* DESCRIPTION OF THE TASK
Search the listing for "xlabel" and copy every line where it appears.

* RAW DATA
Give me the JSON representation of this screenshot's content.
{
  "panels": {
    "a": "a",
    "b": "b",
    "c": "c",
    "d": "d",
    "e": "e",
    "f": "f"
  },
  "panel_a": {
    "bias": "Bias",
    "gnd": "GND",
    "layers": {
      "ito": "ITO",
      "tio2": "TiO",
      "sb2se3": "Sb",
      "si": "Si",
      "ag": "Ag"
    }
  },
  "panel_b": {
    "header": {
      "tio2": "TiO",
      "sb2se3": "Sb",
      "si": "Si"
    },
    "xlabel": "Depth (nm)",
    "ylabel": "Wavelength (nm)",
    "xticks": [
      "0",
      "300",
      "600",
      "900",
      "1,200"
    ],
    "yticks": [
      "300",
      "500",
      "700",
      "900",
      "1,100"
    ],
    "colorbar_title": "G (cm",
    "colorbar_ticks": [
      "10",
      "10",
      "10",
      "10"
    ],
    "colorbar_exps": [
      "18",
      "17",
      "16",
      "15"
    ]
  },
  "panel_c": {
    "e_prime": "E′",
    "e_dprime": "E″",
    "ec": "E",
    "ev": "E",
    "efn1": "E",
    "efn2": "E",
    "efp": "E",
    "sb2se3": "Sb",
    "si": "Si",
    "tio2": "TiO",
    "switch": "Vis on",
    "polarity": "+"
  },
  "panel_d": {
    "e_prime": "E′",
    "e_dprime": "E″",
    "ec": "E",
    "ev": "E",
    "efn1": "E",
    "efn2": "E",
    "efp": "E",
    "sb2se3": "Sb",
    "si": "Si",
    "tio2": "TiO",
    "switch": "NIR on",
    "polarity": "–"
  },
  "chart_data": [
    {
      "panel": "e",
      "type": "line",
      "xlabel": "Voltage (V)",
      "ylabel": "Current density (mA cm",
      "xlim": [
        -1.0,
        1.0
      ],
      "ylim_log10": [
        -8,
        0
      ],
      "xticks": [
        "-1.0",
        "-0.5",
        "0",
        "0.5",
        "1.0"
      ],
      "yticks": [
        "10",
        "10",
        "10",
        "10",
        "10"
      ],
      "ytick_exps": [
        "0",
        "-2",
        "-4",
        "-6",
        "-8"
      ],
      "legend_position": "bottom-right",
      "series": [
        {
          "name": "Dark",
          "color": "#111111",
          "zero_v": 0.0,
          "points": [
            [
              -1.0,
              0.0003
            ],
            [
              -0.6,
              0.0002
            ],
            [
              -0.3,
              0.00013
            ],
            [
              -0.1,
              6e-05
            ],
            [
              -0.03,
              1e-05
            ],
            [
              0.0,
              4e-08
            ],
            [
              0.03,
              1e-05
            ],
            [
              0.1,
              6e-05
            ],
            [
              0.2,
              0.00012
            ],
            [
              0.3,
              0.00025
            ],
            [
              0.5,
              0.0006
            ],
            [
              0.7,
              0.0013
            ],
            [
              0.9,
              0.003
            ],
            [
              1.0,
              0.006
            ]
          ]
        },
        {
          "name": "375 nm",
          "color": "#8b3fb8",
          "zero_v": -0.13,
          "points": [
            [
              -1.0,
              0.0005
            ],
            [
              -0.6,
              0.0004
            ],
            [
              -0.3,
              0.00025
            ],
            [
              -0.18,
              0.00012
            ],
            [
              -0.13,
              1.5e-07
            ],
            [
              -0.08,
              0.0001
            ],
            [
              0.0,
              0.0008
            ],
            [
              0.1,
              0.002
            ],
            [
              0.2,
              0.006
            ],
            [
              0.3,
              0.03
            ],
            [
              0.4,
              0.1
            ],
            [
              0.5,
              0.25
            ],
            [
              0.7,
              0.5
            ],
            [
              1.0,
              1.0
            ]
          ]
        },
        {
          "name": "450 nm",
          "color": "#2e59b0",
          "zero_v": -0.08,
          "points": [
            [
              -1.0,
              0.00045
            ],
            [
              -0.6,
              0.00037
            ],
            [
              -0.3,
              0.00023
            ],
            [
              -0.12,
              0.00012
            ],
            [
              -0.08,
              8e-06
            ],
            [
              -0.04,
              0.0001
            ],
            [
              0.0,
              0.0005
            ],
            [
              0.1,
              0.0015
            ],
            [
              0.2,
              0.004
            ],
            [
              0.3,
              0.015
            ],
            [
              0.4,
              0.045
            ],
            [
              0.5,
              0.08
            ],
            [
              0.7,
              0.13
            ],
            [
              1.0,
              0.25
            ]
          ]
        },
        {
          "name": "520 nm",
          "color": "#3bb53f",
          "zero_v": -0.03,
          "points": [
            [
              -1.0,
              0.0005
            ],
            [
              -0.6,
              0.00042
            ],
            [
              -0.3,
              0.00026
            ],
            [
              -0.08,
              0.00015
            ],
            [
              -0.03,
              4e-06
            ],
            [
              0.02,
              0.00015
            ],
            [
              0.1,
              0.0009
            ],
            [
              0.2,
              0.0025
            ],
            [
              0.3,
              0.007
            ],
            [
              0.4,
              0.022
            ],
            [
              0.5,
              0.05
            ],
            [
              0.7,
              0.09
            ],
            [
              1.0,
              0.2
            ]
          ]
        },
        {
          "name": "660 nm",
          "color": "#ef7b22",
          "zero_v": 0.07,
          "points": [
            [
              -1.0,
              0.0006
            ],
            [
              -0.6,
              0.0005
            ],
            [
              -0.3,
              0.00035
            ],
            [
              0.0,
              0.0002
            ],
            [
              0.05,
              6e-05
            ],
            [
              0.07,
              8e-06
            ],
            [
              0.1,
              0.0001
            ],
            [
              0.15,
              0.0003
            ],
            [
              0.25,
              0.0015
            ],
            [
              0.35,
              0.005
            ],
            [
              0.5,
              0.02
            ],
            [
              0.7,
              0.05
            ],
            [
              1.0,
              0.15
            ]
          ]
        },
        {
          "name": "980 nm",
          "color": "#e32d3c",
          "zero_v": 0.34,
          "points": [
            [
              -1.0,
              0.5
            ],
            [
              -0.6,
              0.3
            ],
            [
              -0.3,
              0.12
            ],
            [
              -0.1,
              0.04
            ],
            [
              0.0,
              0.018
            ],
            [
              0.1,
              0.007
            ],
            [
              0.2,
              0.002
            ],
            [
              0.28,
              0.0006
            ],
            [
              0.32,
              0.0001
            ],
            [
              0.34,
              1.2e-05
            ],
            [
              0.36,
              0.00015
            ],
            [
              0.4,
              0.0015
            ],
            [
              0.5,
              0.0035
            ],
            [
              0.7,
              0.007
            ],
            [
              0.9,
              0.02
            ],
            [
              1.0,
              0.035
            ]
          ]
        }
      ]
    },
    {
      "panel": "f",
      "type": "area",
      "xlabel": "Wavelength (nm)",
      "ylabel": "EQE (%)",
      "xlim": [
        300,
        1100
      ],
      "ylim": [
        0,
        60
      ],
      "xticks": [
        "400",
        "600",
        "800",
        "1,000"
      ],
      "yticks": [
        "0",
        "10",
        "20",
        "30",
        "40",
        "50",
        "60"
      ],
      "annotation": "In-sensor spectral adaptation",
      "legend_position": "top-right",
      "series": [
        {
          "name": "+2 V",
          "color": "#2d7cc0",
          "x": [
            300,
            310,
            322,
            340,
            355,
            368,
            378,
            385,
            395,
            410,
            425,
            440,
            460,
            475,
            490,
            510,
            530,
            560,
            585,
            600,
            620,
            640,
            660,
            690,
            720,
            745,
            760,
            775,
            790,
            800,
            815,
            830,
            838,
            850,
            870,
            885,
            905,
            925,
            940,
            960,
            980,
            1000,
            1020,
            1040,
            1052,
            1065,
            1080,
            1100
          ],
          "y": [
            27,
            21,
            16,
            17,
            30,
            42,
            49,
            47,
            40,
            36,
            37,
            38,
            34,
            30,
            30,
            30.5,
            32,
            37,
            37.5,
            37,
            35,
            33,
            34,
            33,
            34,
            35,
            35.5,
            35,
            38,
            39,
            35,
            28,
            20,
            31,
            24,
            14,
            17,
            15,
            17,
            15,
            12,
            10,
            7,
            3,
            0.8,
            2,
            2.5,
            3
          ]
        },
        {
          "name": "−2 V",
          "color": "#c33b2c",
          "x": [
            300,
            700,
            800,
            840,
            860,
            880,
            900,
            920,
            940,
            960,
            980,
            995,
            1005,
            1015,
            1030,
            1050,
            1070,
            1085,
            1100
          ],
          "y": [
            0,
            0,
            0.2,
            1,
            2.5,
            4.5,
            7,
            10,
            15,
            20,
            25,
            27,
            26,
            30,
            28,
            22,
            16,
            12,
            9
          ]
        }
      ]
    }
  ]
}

* SOLUTION TO THIS PROBLEM
    "xlabel": "Depth (nm)",
      "xlabel": "Voltage (V)",
      "xlabel": "Wavelength (nm)",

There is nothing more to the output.